• **Goal of the exercise**: Extract all lines that hold the string "PUBLICATIONS".

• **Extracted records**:
— Start —

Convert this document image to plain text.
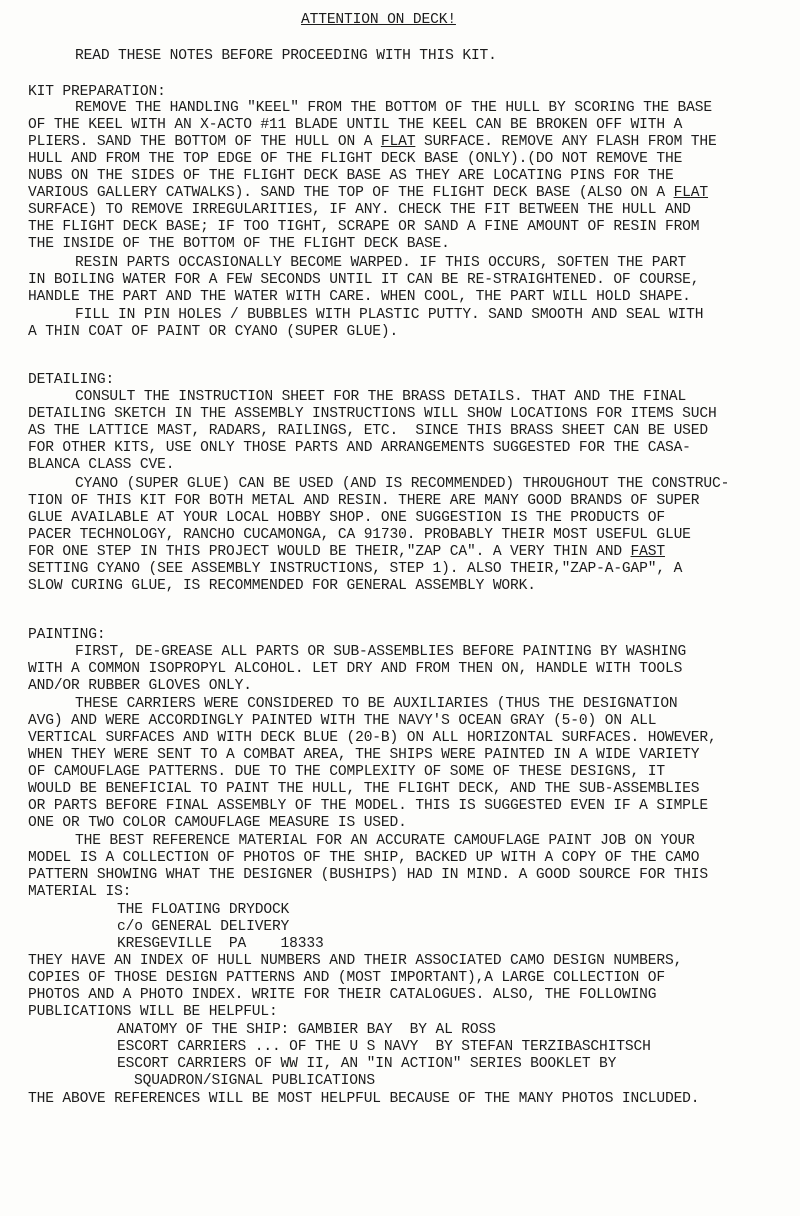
ATTENTION ON DECK!
READ THESE NOTES BEFORE PROCEEDING WITH THIS KIT.
KIT PREPARATION:
REMOVE THE HANDLING "KEEL" FROM THE BOTTOM OF THE HULL BY SCORING THE BASE
OF THE KEEL WITH AN X-ACTO #11 BLADE UNTIL THE KEEL CAN BE BROKEN OFF WITH A
PLIERS. SAND THE BOTTOM OF THE HULL ON A FLAT SURFACE. REMOVE ANY FLASH FROM THE
HULL AND FROM THE TOP EDGE OF THE FLIGHT DECK BASE (ONLY).(DO NOT REMOVE THE
NUBS ON THE SIDES OF THE FLIGHT DECK BASE AS THEY ARE LOCATING PINS FOR THE
VARIOUS GALLERY CATWALKS). SAND THE TOP OF THE FLIGHT DECK BASE (ALSO ON A FLAT
SURFACE) TO REMOVE IRREGULARITIES, IF ANY. CHECK THE FIT BETWEEN THE HULL AND
THE FLIGHT DECK BASE; IF TOO TIGHT, SCRAPE OR SAND A FINE AMOUNT OF RESIN FROM
THE INSIDE OF THE BOTTOM OF THE FLIGHT DECK BASE.
RESIN PARTS OCCASIONALLY BECOME WARPED. IF THIS OCCURS, SOFTEN THE PART
IN BOILING WATER FOR A FEW SECONDS UNTIL IT CAN BE RE-STRAIGHTENED. OF COURSE,
HANDLE THE PART AND THE WATER WITH CARE. WHEN COOL, THE PART WILL HOLD SHAPE.
FILL IN PIN HOLES / BUBBLES WITH PLASTIC PUTTY. SAND SMOOTH AND SEAL WITH
A THIN COAT OF PAINT OR CYANO (SUPER GLUE).
DETAILING:
CONSULT THE INSTRUCTION SHEET FOR THE BRASS DETAILS. THAT AND THE FINAL
DETAILING SKETCH IN THE ASSEMBLY INSTRUCTIONS WILL SHOW LOCATIONS FOR ITEMS SUCH
AS THE LATTICE MAST, RADARS, RAILINGS, ETC.  SINCE THIS BRASS SHEET CAN BE USED
FOR OTHER KITS, USE ONLY THOSE PARTS AND ARRANGEMENTS SUGGESTED FOR THE CASA-
BLANCA CLASS CVE.
CYANO (SUPER GLUE) CAN BE USED (AND IS RECOMMENDED) THROUGHOUT THE CONSTRUC-
TION OF THIS KIT FOR BOTH METAL AND RESIN. THERE ARE MANY GOOD BRANDS OF SUPER
GLUE AVAILABLE AT YOUR LOCAL HOBBY SHOP. ONE SUGGESTION IS THE PRODUCTS OF
PACER TECHNOLOGY, RANCHO CUCAMONGA, CA 91730. PROBABLY THEIR MOST USEFUL GLUE
FOR ONE STEP IN THIS PROJECT WOULD BE THEIR,"ZAP CA". A VERY THIN AND FAST
SETTING CYANO (SEE ASSEMBLY INSTRUCTIONS, STEP 1). ALSO THEIR,"ZAP-A-GAP", A
SLOW CURING GLUE, IS RECOMMENDED FOR GENERAL ASSEMBLY WORK.
PAINTING:
FIRST, DE-GREASE ALL PARTS OR SUB-ASSEMBLIES BEFORE PAINTING BY WASHING
WITH A COMMON ISOPROPYL ALCOHOL. LET DRY AND FROM THEN ON, HANDLE WITH TOOLS
AND/OR RUBBER GLOVES ONLY.
THESE CARRIERS WERE CONSIDERED TO BE AUXILIARIES (THUS THE DESIGNATION
AVG) AND WERE ACCORDINGLY PAINTED WITH THE NAVY'S OCEAN GRAY (5-0) ON ALL
VERTICAL SURFACES AND WITH DECK BLUE (20-B) ON ALL HORIZONTAL SURFACES. HOWEVER,
WHEN THEY WERE SENT TO A COMBAT AREA, THE SHIPS WERE PAINTED IN A WIDE VARIETY
OF CAMOUFLAGE PATTERNS. DUE TO THE COMPLEXITY OF SOME OF THESE DESIGNS, IT
WOULD BE BENEFICIAL TO PAINT THE HULL, THE FLIGHT DECK, AND THE SUB-ASSEMBLIES
OR PARTS BEFORE FINAL ASSEMBLY OF THE MODEL. THIS IS SUGGESTED EVEN IF A SIMPLE
ONE OR TWO COLOR CAMOUFLAGE MEASURE IS USED.
THE BEST REFERENCE MATERIAL FOR AN ACCURATE CAMOUFLAGE PAINT JOB ON YOUR
MODEL IS A COLLECTION OF PHOTOS OF THE SHIP, BACKED UP WITH A COPY OF THE CAMO
PATTERN SHOWING WHAT THE DESIGNER (BUSHIPS) HAD IN MIND. A GOOD SOURCE FOR THIS
MATERIAL IS:
THE FLOATING DRYDOCK
c/o GENERAL DELIVERY
KRESGEVILLE  PA    18333
THEY HAVE AN INDEX OF HULL NUMBERS AND THEIR ASSOCIATED CAMO DESIGN NUMBERS,
COPIES OF THOSE DESIGN PATTERNS AND (MOST IMPORTANT),A LARGE COLLECTION OF
PHOTOS AND A PHOTO INDEX. WRITE FOR THEIR CATALOGUES. ALSO, THE FOLLOWING
PUBLICATIONS WILL BE HELPFUL:
ANATOMY OF THE SHIP: GAMBIER BAY  BY AL ROSS
ESCORT CARRIERS ... OF THE U S NAVY  BY STEFAN TERZIBASCHITSCH
ESCORT CARRIERS OF WW II, AN "IN ACTION" SERIES BOOKLET BY
SQUADRON/SIGNAL PUBLICATIONS
THE ABOVE REFERENCES WILL BE MOST HELPFUL BECAUSE OF THE MANY PHOTOS INCLUDED.
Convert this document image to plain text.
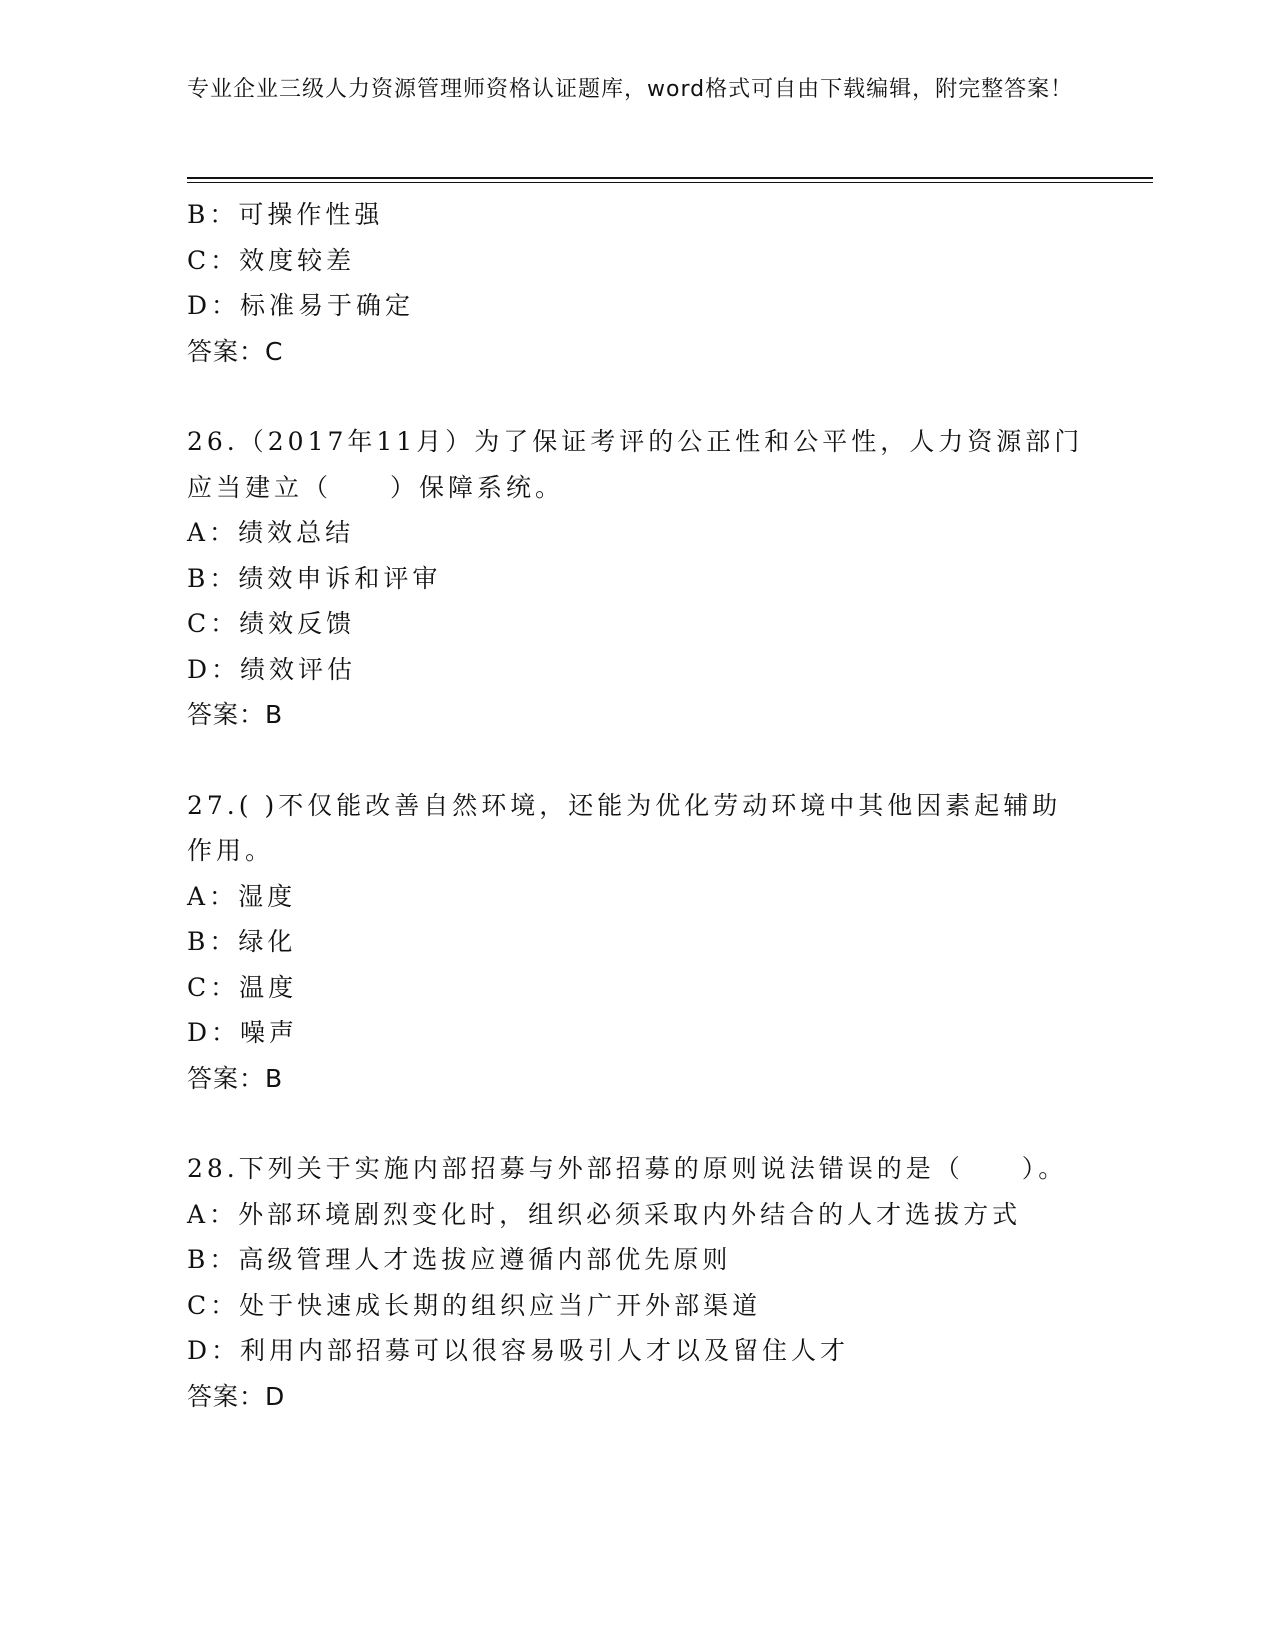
专业企业三级人力资源管理师资格认证题库，word格式可自由下载编辑，附完整答案！
B：可操作性强
C：效度较差
D：标准易于确定
答案：C
26.（2017年11月）为了保证考评的公正性和公平性，人力资源部门
应当建立（　　）保障系统。
A：绩效总结
B：绩效申诉和评审
C：绩效反馈
D：绩效评估
答案：B
27.( )不仅能改善自然环境，还能为优化劳动环境中其他因素起辅助
作用。
A：湿度
B：绿化
C：温度
D：噪声
答案：B
28.下列关于实施内部招募与外部招募的原则说法错误的是（　　）。
A：外部环境剧烈变化时，组织必须采取内外结合的人才选拔方式
B：高级管理人才选拔应遵循内部优先原则
C：处于快速成长期的组织应当广开外部渠道
D：利用内部招募可以很容易吸引人才以及留住人才
答案：D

— End —

• **Written answer**:
PUBLICATIONS WILL BE HELPFUL:
SQUADRON/SIGNAL PUBLICATIONS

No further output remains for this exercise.